STATED TASK:
Examine the records and identify each line that includes the string "JSON". Copy those lines.

(Dataset rows)
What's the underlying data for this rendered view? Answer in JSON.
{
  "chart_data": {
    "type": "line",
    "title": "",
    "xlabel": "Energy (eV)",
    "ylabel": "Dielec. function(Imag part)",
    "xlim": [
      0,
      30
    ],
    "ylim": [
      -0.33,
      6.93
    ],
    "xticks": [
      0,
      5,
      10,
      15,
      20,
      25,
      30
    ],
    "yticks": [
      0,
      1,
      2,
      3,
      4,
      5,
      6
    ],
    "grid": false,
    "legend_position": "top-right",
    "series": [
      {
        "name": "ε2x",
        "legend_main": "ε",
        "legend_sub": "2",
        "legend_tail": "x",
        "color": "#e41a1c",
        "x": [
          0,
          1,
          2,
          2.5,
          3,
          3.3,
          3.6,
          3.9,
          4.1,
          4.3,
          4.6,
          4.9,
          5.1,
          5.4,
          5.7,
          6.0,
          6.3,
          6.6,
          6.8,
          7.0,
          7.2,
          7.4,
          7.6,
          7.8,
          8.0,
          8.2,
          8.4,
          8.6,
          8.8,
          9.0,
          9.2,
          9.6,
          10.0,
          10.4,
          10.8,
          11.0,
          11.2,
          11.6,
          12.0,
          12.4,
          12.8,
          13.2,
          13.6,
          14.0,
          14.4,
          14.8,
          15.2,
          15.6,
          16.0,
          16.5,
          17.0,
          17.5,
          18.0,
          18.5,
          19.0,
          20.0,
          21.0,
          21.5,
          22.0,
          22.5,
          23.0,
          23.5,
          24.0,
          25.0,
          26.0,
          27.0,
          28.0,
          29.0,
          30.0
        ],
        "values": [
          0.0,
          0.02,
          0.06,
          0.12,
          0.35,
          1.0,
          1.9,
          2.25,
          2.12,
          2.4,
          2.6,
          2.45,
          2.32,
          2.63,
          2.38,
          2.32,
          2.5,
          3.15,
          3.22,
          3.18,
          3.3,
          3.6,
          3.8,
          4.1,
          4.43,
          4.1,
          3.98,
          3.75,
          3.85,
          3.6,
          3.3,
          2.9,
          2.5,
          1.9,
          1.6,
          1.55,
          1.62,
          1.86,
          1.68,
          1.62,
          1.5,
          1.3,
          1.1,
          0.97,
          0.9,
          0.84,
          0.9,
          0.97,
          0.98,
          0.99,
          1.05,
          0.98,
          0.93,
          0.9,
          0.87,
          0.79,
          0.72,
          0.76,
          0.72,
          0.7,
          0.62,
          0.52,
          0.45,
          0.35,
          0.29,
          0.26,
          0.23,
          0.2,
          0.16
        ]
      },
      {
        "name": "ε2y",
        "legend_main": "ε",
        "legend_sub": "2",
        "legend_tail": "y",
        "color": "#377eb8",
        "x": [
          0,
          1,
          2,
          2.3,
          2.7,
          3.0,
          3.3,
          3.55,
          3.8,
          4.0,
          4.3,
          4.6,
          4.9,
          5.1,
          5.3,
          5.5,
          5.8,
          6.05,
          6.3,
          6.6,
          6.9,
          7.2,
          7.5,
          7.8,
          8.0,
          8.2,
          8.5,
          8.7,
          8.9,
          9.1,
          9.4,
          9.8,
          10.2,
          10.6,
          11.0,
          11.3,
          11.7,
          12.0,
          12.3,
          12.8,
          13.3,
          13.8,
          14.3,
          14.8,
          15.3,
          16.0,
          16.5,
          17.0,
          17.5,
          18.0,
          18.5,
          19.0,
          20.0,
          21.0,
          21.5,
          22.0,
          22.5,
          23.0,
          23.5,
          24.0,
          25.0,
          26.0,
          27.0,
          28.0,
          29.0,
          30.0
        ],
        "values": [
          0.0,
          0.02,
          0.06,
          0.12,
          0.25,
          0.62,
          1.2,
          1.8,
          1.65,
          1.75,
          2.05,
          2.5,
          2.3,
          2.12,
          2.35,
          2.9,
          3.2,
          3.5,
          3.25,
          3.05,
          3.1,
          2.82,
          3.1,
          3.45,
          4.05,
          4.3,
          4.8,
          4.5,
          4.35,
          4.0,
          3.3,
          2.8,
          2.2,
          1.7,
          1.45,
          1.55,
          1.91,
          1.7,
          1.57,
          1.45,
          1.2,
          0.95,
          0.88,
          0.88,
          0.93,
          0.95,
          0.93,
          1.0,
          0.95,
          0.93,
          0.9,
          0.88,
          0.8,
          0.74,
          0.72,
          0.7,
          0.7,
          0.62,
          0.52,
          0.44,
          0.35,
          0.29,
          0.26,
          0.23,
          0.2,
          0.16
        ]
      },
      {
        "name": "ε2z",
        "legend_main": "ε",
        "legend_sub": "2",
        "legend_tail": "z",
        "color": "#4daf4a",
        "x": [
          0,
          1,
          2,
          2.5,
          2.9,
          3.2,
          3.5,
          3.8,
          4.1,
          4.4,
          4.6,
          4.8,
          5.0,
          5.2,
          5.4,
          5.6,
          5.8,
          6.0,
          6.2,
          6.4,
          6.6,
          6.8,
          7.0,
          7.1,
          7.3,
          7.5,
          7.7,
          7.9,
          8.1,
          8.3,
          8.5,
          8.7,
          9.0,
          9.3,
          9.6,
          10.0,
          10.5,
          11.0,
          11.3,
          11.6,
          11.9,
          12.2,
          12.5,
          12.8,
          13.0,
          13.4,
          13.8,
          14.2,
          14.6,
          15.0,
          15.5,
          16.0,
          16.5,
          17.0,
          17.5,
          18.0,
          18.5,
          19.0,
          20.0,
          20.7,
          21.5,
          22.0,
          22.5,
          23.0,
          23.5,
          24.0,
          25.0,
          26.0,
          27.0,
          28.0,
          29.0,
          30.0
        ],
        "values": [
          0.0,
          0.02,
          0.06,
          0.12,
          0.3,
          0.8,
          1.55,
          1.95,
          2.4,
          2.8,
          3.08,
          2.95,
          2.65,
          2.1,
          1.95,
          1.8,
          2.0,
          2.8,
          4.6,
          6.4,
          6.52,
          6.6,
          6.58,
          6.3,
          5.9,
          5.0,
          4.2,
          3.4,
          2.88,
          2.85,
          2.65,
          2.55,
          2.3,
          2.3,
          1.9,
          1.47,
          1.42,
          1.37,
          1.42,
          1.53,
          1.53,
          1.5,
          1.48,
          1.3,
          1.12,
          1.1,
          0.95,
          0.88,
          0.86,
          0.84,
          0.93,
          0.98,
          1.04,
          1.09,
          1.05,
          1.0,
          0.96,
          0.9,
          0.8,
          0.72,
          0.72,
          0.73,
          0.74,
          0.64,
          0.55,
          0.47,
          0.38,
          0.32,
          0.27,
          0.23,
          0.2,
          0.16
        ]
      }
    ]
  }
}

--

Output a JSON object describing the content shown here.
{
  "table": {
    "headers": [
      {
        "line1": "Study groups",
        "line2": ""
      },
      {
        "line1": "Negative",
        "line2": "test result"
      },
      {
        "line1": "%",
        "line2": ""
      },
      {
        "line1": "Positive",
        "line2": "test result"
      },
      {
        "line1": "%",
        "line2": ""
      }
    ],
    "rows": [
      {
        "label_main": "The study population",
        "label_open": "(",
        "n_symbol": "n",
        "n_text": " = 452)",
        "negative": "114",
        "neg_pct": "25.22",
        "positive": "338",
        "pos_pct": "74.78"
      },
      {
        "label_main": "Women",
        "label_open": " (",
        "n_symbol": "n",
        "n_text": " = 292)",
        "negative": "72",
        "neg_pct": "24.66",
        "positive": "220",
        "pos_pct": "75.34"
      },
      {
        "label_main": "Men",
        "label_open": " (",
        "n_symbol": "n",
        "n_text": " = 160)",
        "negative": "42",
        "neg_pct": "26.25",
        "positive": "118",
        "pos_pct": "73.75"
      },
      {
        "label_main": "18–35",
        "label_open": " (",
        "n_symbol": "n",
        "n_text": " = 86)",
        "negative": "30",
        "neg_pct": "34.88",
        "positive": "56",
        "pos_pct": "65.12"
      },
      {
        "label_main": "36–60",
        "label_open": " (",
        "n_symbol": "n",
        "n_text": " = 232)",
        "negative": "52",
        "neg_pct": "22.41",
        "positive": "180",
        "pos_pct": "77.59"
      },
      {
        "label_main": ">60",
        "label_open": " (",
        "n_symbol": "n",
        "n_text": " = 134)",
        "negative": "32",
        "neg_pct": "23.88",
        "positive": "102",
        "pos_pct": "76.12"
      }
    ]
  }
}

EXERCISE OUTPUT:
What's the underlying data for this rendered view? Answer in JSON.
Output a JSON object describing the content shown here.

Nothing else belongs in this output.